__Do this__:
Repeat the listing in full, word for word.

__Data entries for graphics__:

++++

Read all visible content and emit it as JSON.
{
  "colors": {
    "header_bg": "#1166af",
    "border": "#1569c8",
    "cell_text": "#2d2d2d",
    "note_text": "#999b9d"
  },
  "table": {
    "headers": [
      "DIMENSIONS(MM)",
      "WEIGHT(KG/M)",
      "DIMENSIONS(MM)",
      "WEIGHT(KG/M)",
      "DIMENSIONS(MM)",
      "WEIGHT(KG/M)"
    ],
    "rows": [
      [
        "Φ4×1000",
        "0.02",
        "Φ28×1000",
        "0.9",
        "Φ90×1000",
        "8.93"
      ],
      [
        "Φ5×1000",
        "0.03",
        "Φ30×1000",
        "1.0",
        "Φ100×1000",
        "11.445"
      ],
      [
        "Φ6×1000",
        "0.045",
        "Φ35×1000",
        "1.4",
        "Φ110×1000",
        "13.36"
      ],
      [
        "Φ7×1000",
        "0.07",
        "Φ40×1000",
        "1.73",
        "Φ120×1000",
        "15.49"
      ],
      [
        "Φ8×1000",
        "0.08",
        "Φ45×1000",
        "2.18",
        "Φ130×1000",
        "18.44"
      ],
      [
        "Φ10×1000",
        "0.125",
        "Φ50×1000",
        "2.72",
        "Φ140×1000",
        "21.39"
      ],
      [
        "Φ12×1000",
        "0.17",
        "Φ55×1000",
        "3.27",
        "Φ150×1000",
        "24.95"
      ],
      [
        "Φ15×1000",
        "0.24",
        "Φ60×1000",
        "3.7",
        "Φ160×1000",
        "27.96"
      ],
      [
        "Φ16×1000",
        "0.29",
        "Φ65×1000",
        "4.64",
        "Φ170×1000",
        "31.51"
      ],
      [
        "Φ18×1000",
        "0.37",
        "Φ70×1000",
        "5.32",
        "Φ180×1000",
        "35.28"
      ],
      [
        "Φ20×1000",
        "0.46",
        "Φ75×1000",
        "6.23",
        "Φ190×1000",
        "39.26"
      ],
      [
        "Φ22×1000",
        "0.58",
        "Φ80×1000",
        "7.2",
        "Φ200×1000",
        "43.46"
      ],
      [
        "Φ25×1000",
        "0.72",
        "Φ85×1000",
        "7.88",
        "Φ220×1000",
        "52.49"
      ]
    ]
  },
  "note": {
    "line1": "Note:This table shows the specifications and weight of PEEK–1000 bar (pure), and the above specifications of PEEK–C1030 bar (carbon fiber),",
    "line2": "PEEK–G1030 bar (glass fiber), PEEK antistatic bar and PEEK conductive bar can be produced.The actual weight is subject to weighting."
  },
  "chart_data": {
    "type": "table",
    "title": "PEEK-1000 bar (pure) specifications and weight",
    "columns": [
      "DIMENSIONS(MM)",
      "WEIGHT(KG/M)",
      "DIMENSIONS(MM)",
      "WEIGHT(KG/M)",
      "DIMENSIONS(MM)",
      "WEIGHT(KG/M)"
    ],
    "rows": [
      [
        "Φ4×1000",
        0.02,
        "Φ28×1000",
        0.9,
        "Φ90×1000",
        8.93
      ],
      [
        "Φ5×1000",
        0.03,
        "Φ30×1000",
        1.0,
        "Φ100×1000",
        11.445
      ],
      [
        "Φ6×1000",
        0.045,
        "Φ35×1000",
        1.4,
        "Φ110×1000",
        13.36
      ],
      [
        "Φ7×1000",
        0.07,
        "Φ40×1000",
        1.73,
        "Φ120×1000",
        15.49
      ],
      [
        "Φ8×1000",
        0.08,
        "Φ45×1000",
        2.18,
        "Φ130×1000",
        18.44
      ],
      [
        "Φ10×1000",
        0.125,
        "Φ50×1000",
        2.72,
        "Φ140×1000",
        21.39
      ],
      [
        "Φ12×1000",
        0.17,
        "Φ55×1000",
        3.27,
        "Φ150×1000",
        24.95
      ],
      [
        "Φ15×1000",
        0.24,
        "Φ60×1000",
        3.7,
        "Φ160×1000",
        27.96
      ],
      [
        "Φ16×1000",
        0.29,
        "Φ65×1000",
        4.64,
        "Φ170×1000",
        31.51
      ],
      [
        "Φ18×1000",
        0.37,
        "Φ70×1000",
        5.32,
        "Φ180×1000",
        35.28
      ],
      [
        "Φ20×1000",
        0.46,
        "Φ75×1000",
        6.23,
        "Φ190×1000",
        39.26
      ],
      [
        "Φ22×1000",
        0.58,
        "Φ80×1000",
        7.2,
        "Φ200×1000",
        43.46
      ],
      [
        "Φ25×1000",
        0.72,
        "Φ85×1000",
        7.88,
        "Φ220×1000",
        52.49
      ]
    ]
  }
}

++++

__Worked answer__:
Read all visible content and emit it as JSON.
{
  "colors": {
    "header_bg": "#1166af",
    "border": "#1569c8",
    "cell_text": "#2d2d2d",
    "note_text": "#999b9d"
  },
  "table": {
    "headers": [
      "DIMENSIONS(MM)",
      "WEIGHT(KG/M)",
      "DIMENSIONS(MM)",
      "WEIGHT(KG/M)",
      "DIMENSIONS(MM)",
      "WEIGHT(KG/M)"
    ],
    "rows": [
      [
        "Φ4×1000",
        "0.02",
        "Φ28×1000",
        "0.9",
        "Φ90×1000",
        "8.93"
      ],
      [
        "Φ5×1000",
        "0.03",
        "Φ30×1000",
        "1.0",
        "Φ100×1000",
        "11.445"
      ],
      [
        "Φ6×1000",
        "0.045",
        "Φ35×1000",
        "1.4",
        "Φ110×1000",
        "13.36"
      ],
      [
        "Φ7×1000",
        "0.07",
        "Φ40×1000",
        "1.73",
        "Φ120×1000",
        "15.49"
      ],
      [
        "Φ8×1000",
        "0.08",
        "Φ45×1000",
        "2.18",
        "Φ130×1000",
        "18.44"
      ],
      [
        "Φ10×1000",
        "0.125",
        "Φ50×1000",
        "2.72",
        "Φ140×1000",
        "21.39"
      ],
      [
        "Φ12×1000",
        "0.17",
        "Φ55×1000",
        "3.27",
        "Φ150×1000",
        "24.95"
      ],
      [
        "Φ15×1000",
        "0.24",
        "Φ60×1000",
        "3.7",
        "Φ160×1000",
        "27.96"
      ],
      [
        "Φ16×1000",
        "0.29",
        "Φ65×1000",
        "4.64",
        "Φ170×1000",
        "31.51"
      ],
      [
        "Φ18×1000",
        "0.37",
        "Φ70×1000",
        "5.32",
        "Φ180×1000",
        "35.28"
      ],
      [
        "Φ20×1000",
        "0.46",
        "Φ75×1000",
        "6.23",
        "Φ190×1000",
        "39.26"
      ],
      [
        "Φ22×1000",
        "0.58",
        "Φ80×1000",
        "7.2",
        "Φ200×1000",
        "43.46"
      ],
      [
        "Φ25×1000",
        "0.72",
        "Φ85×1000",
        "7.88",
        "Φ220×1000",
        "52.49"
      ]
    ]
  },
  "note": {
    "line1": "Note:This table shows the specifications and weight of PEEK–1000 bar (pure), and the above specifications of PEEK–C1030 bar (carbon fiber),",
    "line2": "PEEK–G1030 bar (glass fiber), PEEK antistatic bar and PEEK conductive bar can be produced.The actual weight is subject to weighting."
  },
  "chart_data": {
    "type": "table",
    "title": "PEEK-1000 bar (pure) specifications and weight",
    "columns": [
      "DIMENSIONS(MM)",
      "WEIGHT(KG/M)",
      "DIMENSIONS(MM)",
      "WEIGHT(KG/M)",
      "DIMENSIONS(MM)",
      "WEIGHT(KG/M)"
    ],
    "rows": [
      [
        "Φ4×1000",
        0.02,
        "Φ28×1000",
        0.9,
        "Φ90×1000",
        8.93
      ],
      [
        "Φ5×1000",
        0.03,
        "Φ30×1000",
        1.0,
        "Φ100×1000",
        11.445
      ],
      [
        "Φ6×1000",
        0.045,
        "Φ35×1000",
        1.4,
        "Φ110×1000",
        13.36
      ],
      [
        "Φ7×1000",
        0.07,
        "Φ40×1000",
        1.73,
        "Φ120×1000",
        15.49
      ],
      [
        "Φ8×1000",
        0.08,
        "Φ45×1000",
        2.18,
        "Φ130×1000",
        18.44
      ],
      [
        "Φ10×1000",
        0.125,
        "Φ50×1000",
        2.72,
        "Φ140×1000",
        21.39
      ],
      [
        "Φ12×1000",
        0.17,
        "Φ55×1000",
        3.27,
        "Φ150×1000",
        24.95
      ],
      [
        "Φ15×1000",
        0.24,
        "Φ60×1000",
        3.7,
        "Φ160×1000",
        27.96
      ],
      [
        "Φ16×1000",
        0.29,
        "Φ65×1000",
        4.64,
        "Φ170×1000",
        31.51
      ],
      [
        "Φ18×1000",
        0.37,
        "Φ70×1000",
        5.32,
        "Φ180×1000",
        35.28
      ],
      [
        "Φ20×1000",
        0.46,
        "Φ75×1000",
        6.23,
        "Φ190×1000",
        39.26
      ],
      [
        "Φ22×1000",
        0.58,
        "Φ80×1000",
        7.2,
        "Φ200×1000",
        43.46
      ],
      [
        "Φ25×1000",
        0.72,
        "Φ85×1000",
        7.88,
        "Φ220×1000",
        52.49
      ]
    ]
  }
}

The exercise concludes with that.